• [REQUIREMENT]:
Select and copy out every line in the records containing "name".

• [SUPPLIED DATA]:
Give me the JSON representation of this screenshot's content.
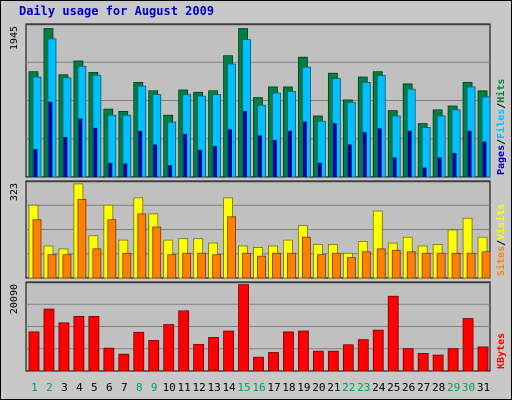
{
  "chart_data": {
    "type": "bar",
    "title": "Daily usage for August 2009",
    "days": [
      "1",
      "2",
      "3",
      "4",
      "5",
      "6",
      "7",
      "8",
      "9",
      "10",
      "11",
      "12",
      "13",
      "14",
      "15",
      "16",
      "17",
      "18",
      "19",
      "20",
      "21",
      "22",
      "23",
      "24",
      "25",
      "26",
      "27",
      "28",
      "29",
      "30",
      "31"
    ],
    "weekend_days": [
      "1",
      "2",
      "8",
      "9",
      "15",
      "16",
      "22",
      "23",
      "29",
      "30"
    ],
    "panels": [
      {
        "id": "hits-panel",
        "max_label": "1945",
        "ymax": 1945,
        "legend": [
          "Pages",
          "Files",
          "Hits"
        ],
        "series": [
          {
            "name": "Hits",
            "color": "#008040",
            "values": [
              1380,
              1945,
              1340,
              1520,
              1370,
              890,
              860,
              1240,
              1130,
              810,
              1140,
              1110,
              1130,
              1590,
              1945,
              1040,
              1180,
              1180,
              1570,
              800,
              1360,
              1010,
              1310,
              1380,
              870,
              1220,
              700,
              880,
              930,
              1240,
              1130
            ]
          },
          {
            "name": "Files",
            "color": "#00c0ff",
            "values": [
              1310,
              1810,
              1300,
              1450,
              1330,
              810,
              810,
              1190,
              1080,
              720,
              1080,
              1060,
              1080,
              1480,
              1800,
              940,
              1100,
              1120,
              1440,
              730,
              1290,
              980,
              1240,
              1330,
              800,
              1150,
              650,
              800,
              880,
              1180,
              1050
            ]
          },
          {
            "name": "Pages",
            "color": "#0000c0",
            "values": [
              360,
              980,
              520,
              760,
              640,
              180,
              170,
              600,
              420,
              150,
              560,
              350,
              400,
              620,
              860,
              540,
              480,
              600,
              720,
              180,
              700,
              420,
              580,
              630,
              250,
              600,
              120,
              250,
              310,
              600,
              460
            ]
          }
        ]
      },
      {
        "id": "visits-panel",
        "max_label": "323",
        "ymax": 323,
        "legend": [
          "Sites",
          "Visits"
        ],
        "series": [
          {
            "name": "Visits",
            "color": "#ffff00",
            "values": [
              250,
              110,
              100,
              323,
              145,
              250,
              130,
              275,
              220,
              130,
              135,
              135,
              120,
              275,
              110,
              105,
              110,
              130,
              180,
              115,
              115,
              85,
              125,
              230,
              120,
              140,
              110,
              115,
              165,
              205,
              140
            ]
          },
          {
            "name": "Sites",
            "color": "#ff8000",
            "values": [
              200,
              80,
              80,
              270,
              100,
              200,
              85,
              220,
              175,
              80,
              85,
              85,
              80,
              210,
              85,
              75,
              85,
              85,
              140,
              80,
              85,
              70,
              90,
              100,
              95,
              90,
              85,
              85,
              85,
              85,
              90
            ]
          }
        ]
      },
      {
        "id": "kbytes-panel",
        "max_label": "20090",
        "ymax": 20090,
        "legend": [
          "KBytes"
        ],
        "series": [
          {
            "name": "KBytes",
            "color": "#ff0000",
            "values": [
              9100,
              14400,
              11200,
              12700,
              12700,
              5300,
              3900,
              9000,
              7100,
              10800,
              14000,
              6200,
              7800,
              9300,
              20090,
              3200,
              4300,
              9100,
              9300,
              4600,
              4600,
              6100,
              7300,
              9500,
              17400,
              5200,
              4100,
              3700,
              5200,
              12200,
              5600
            ]
          }
        ]
      }
    ]
  }
}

• [ANSWER]:
            "name": "Hits",
            "name": "Files",
            "name": "Pages",
            "name": "Visits",
            "name": "Sites",
            "name": "KBytes",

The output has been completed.